Saved data entries:
=-=-=-=-=
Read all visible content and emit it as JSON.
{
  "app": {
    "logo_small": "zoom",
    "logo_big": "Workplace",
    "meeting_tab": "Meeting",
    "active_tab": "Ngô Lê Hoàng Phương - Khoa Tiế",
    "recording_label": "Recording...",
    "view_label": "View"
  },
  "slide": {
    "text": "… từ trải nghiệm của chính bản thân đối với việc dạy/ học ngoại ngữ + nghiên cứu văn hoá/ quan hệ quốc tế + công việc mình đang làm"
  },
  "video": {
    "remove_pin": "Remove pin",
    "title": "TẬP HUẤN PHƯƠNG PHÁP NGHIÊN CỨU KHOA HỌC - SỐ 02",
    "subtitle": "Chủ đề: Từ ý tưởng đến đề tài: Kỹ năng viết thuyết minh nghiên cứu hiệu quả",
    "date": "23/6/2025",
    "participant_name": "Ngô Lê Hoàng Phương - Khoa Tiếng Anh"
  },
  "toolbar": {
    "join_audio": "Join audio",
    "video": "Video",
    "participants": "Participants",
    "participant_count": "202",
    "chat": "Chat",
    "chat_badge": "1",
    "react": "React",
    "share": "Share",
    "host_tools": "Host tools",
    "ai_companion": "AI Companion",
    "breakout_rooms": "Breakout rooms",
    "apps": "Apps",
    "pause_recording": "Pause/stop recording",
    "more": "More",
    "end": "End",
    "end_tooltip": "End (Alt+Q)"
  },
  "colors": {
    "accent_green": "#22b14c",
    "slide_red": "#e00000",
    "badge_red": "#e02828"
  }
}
=-=-=-=-=
> The request
From the data, collect all lines where the string "Hoàng" appears.

> Result below
    "active_tab": "Ngô Lê Hoàng Phương - Khoa Tiế",
    "participant_name": "Ngô Lê Hoàng Phương - Khoa Tiếng Anh"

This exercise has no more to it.